Liste des tâches:
a - Imprimez tout le passage de l'extrait du document, depuis « L’étude concerne des » jusqu'à « en est une. » inclus.
b - Dans l'extrait du document, relevez toutes les langues désignées par leur nom.

L’étude concerne des locuteurs qui ont des L1 et L2 variées. Tous apprenaient soit le suédois, soit le néerlandais comme L3. Les langues cibles ont une négation postverbale dans la phrase principale. Les deux langues sont des langues V2. Pour l’analyse des résultats, les apprenants ont été divisés en deux groupes ; le premier groupe était composé des locuteurs dont la L1 est une langue V2, mais dont la L2 ne l’est pas. Le deuxième groupe était composé des locuteurs dont la L1 est une langue non-V2 tandis que la L2 en est une.

Quant à la collecte des données, il y avait deux approches. La première, collecte des données A, était composée de cinq apprenants du suédois comme L3. Ils étaient enregistrés pendant des cours en groupes. Trois des apprenants avaient une langue V2 comme L1 (néerlandais) et une langue non-V2 comme L2 (anglais). Les deux autres avaient une langue non-V2 comme L1 et une langue V2 comme L2. Les apprenants dont la L2 est l’anglais, appartiennent au groupe que les chercheurs appellent EN. Pour ces apprenants, l’ordre des mots de leur L2 (anglais) diffère de la L3 (suédois), mais il correspond à leur L1 (néerlandais) en ce qui concerne le placement de la négation. Pour la deuxième approche, la collecte des données B, les apprenants ont eu un cours individuel de 45 minutes. La répartition des L1 et L2 quant aux langues V2/non-V2 est identique par rapport à la collecte des données A.

Données fournies:

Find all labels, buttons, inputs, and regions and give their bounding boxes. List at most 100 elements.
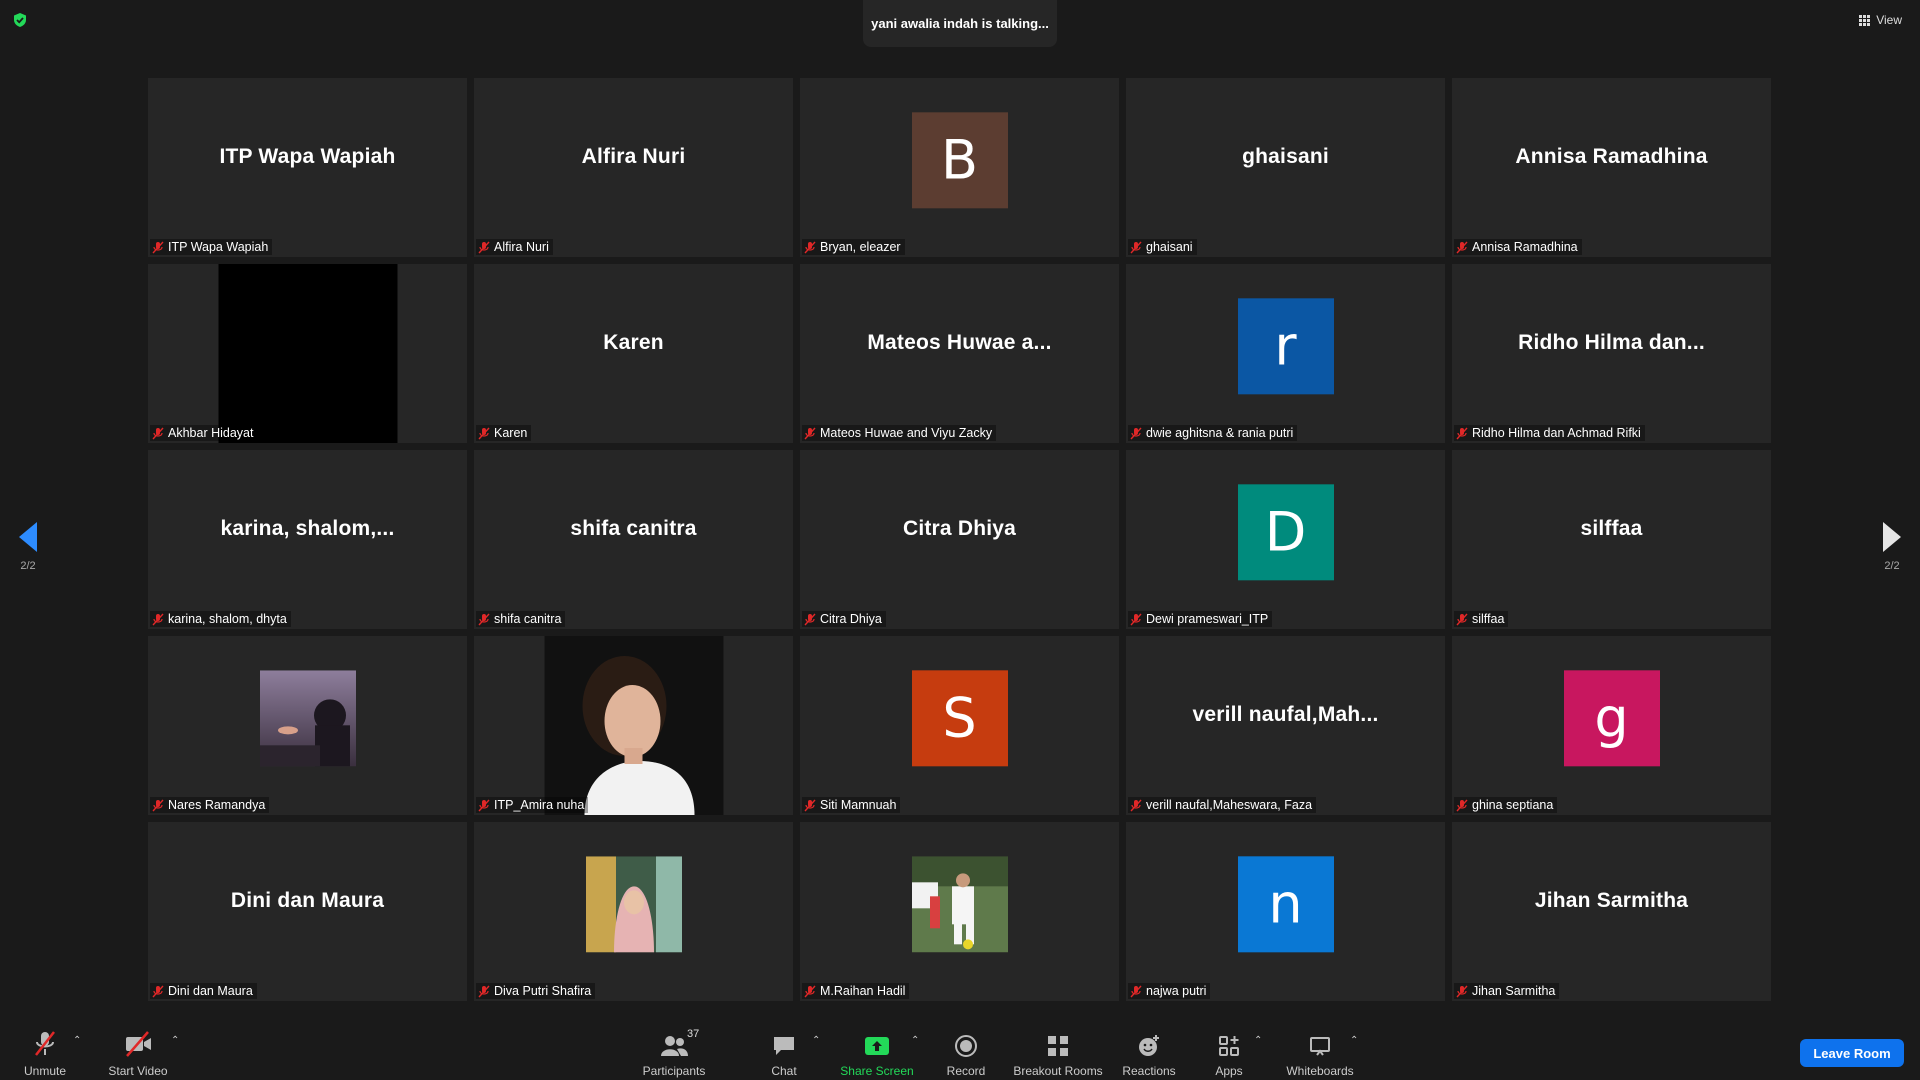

Corrigé de l'exercice:
a -
L’étude concerne des locuteurs qui ont des L1 et L2 variées. Tous apprenaient soit le suédois, soit le néerlandais comme L3. Les langues cibles ont une négation postverbale dans la phrase principale. Les deux langues sont des langues V2. Pour l’analyse des résultats, les apprenants ont été divisés en deux groupes ; le premier groupe était composé des locuteurs dont la L1 est une langue V2, mais dont la L2 ne l’est pas. Le deuxième groupe était composé des locuteurs dont la L1 est une langue non-V2 tandis que la L2 en est une.

b - suédois, néerlandais, anglais